**Set exercise:** Transcribe the material below exactly as it appears.

++++++++

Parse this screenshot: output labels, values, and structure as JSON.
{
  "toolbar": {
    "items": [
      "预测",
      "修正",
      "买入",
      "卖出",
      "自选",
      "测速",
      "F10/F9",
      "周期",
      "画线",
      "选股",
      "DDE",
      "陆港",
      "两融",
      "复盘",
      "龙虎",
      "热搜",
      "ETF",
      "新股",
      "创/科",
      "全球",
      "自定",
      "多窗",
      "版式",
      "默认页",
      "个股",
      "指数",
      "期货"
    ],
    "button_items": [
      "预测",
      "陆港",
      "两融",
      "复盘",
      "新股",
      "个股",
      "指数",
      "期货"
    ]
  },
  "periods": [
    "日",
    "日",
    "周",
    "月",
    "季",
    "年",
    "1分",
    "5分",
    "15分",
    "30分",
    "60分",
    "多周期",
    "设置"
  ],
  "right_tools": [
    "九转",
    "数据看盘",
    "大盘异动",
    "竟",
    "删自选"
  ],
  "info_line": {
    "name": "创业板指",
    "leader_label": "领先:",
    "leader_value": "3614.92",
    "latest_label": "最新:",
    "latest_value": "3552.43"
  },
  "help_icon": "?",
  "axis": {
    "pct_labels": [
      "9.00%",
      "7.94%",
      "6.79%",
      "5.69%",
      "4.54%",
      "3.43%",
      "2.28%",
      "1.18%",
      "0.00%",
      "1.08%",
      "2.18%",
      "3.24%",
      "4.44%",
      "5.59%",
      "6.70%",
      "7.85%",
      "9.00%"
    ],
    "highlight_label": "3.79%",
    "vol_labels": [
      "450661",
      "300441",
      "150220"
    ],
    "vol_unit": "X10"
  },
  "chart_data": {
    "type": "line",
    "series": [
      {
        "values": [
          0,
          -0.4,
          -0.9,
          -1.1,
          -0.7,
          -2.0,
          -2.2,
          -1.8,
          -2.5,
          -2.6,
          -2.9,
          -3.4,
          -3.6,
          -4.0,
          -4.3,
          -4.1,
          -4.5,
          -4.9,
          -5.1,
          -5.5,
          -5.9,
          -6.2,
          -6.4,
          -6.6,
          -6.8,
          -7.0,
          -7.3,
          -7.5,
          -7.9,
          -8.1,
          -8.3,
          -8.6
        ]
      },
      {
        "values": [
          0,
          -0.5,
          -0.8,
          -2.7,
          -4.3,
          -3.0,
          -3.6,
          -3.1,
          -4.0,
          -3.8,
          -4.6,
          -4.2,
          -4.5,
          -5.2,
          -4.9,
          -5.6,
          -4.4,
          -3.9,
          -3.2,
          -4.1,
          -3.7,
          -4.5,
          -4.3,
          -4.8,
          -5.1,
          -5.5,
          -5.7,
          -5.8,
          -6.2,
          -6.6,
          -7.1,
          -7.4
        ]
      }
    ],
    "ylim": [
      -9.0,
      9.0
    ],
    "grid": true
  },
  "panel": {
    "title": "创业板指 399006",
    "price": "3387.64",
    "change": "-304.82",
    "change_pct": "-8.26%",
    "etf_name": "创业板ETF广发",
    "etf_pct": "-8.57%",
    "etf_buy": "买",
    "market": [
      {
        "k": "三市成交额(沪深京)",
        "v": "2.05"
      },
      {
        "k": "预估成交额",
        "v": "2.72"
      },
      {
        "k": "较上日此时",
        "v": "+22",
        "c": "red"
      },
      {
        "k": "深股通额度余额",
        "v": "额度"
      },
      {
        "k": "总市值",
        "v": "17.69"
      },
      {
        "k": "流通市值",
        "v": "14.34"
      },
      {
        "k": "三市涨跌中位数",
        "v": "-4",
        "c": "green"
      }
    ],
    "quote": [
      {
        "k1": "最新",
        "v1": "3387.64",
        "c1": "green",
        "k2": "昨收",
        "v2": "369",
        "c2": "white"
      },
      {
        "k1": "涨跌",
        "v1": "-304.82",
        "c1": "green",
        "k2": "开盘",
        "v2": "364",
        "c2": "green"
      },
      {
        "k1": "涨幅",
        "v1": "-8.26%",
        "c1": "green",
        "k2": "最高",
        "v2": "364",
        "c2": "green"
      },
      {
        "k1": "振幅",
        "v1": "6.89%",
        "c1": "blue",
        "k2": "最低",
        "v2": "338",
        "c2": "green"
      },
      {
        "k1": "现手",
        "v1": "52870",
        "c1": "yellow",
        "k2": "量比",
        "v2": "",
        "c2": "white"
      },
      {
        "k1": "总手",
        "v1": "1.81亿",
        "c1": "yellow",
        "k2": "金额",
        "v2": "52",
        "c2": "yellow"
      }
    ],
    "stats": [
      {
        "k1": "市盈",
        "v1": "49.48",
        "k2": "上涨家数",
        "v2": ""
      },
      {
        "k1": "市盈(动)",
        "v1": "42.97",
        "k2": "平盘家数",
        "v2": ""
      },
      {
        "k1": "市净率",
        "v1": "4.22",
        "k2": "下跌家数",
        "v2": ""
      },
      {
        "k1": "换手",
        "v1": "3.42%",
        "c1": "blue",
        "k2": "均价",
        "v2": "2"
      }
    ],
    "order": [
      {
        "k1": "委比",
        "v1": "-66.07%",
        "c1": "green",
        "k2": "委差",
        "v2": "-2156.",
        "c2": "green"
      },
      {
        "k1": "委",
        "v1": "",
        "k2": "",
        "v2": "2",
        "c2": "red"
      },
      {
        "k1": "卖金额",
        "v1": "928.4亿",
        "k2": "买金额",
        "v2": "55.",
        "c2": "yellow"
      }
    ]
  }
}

++++++++

**The output:**
Parse this screenshot: output labels, values, and structure as JSON.
{
  "toolbar": {
    "items": [
      "预测",
      "修正",
      "买入",
      "卖出",
      "自选",
      "测速",
      "F10/F9",
      "周期",
      "画线",
      "选股",
      "DDE",
      "陆港",
      "两融",
      "复盘",
      "龙虎",
      "热搜",
      "ETF",
      "新股",
      "创/科",
      "全球",
      "自定",
      "多窗",
      "版式",
      "默认页",
      "个股",
      "指数",
      "期货"
    ],
    "button_items": [
      "预测",
      "陆港",
      "两融",
      "复盘",
      "新股",
      "个股",
      "指数",
      "期货"
    ]
  },
  "periods": [
    "日",
    "日",
    "周",
    "月",
    "季",
    "年",
    "1分",
    "5分",
    "15分",
    "30分",
    "60分",
    "多周期",
    "设置"
  ],
  "right_tools": [
    "九转",
    "数据看盘",
    "大盘异动",
    "竟",
    "删自选"
  ],
  "info_line": {
    "name": "创业板指",
    "leader_label": "领先:",
    "leader_value": "3614.92",
    "latest_label": "最新:",
    "latest_value": "3552.43"
  },
  "help_icon": "?",
  "axis": {
    "pct_labels": [
      "9.00%",
      "7.94%",
      "6.79%",
      "5.69%",
      "4.54%",
      "3.43%",
      "2.28%",
      "1.18%",
      "0.00%",
      "1.08%",
      "2.18%",
      "3.24%",
      "4.44%",
      "5.59%",
      "6.70%",
      "7.85%",
      "9.00%"
    ],
    "highlight_label": "3.79%",
    "vol_labels": [
      "450661",
      "300441",
      "150220"
    ],
    "vol_unit": "X10"
  },
  "chart_data": {
    "type": "line",
    "series": [
      {
        "values": [
          0,
          -0.4,
          -0.9,
          -1.1,
          -0.7,
          -2.0,
          -2.2,
          -1.8,
          -2.5,
          -2.6,
          -2.9,
          -3.4,
          -3.6,
          -4.0,
          -4.3,
          -4.1,
          -4.5,
          -4.9,
          -5.1,
          -5.5,
          -5.9,
          -6.2,
          -6.4,
          -6.6,
          -6.8,
          -7.0,
          -7.3,
          -7.5,
          -7.9,
          -8.1,
          -8.3,
          -8.6
        ]
      },
      {
        "values": [
          0,
          -0.5,
          -0.8,
          -2.7,
          -4.3,
          -3.0,
          -3.6,
          -3.1,
          -4.0,
          -3.8,
          -4.6,
          -4.2,
          -4.5,
          -5.2,
          -4.9,
          -5.6,
          -4.4,
          -3.9,
          -3.2,
          -4.1,
          -3.7,
          -4.5,
          -4.3,
          -4.8,
          -5.1,
          -5.5,
          -5.7,
          -5.8,
          -6.2,
          -6.6,
          -7.1,
          -7.4
        ]
      }
    ],
    "ylim": [
      -9.0,
      9.0
    ],
    "grid": true
  },
  "panel": {
    "title": "创业板指 399006",
    "price": "3387.64",
    "change": "-304.82",
    "change_pct": "-8.26%",
    "etf_name": "创业板ETF广发",
    "etf_pct": "-8.57%",
    "etf_buy": "买",
    "market": [
      {
        "k": "三市成交额(沪深京)",
        "v": "2.05"
      },
      {
        "k": "预估成交额",
        "v": "2.72"
      },
      {
        "k": "较上日此时",
        "v": "+22",
        "c": "red"
      },
      {
        "k": "深股通额度余额",
        "v": "额度"
      },
      {
        "k": "总市值",
        "v": "17.69"
      },
      {
        "k": "流通市值",
        "v": "14.34"
      },
      {
        "k": "三市涨跌中位数",
        "v": "-4",
        "c": "green"
      }
    ],
    "quote": [
      {
        "k1": "最新",
        "v1": "3387.64",
        "c1": "green",
        "k2": "昨收",
        "v2": "369",
        "c2": "white"
      },
      {
        "k1": "涨跌",
        "v1": "-304.82",
        "c1": "green",
        "k2": "开盘",
        "v2": "364",
        "c2": "green"
      },
      {
        "k1": "涨幅",
        "v1": "-8.26%",
        "c1": "green",
        "k2": "最高",
        "v2": "364",
        "c2": "green"
      },
      {
        "k1": "振幅",
        "v1": "6.89%",
        "c1": "blue",
        "k2": "最低",
        "v2": "338",
        "c2": "green"
      },
      {
        "k1": "现手",
        "v1": "52870",
        "c1": "yellow",
        "k2": "量比",
        "v2": "",
        "c2": "white"
      },
      {
        "k1": "总手",
        "v1": "1.81亿",
        "c1": "yellow",
        "k2": "金额",
        "v2": "52",
        "c2": "yellow"
      }
    ],
    "stats": [
      {
        "k1": "市盈",
        "v1": "49.48",
        "k2": "上涨家数",
        "v2": ""
      },
      {
        "k1": "市盈(动)",
        "v1": "42.97",
        "k2": "平盘家数",
        "v2": ""
      },
      {
        "k1": "市净率",
        "v1": "4.22",
        "k2": "下跌家数",
        "v2": ""
      },
      {
        "k1": "换手",
        "v1": "3.42%",
        "c1": "blue",
        "k2": "均价",
        "v2": "2"
      }
    ],
    "order": [
      {
        "k1": "委比",
        "v1": "-66.07%",
        "c1": "green",
        "k2": "委差",
        "v2": "-2156.",
        "c2": "green"
      },
      {
        "k1": "委",
        "v1": "",
        "k2": "",
        "v2": "2",
        "c2": "red"
      },
      {
        "k1": "卖金额",
        "v1": "928.4亿",
        "k2": "买金额",
        "v2": "55.",
        "c2": "yellow"
      }
    ]
  }
}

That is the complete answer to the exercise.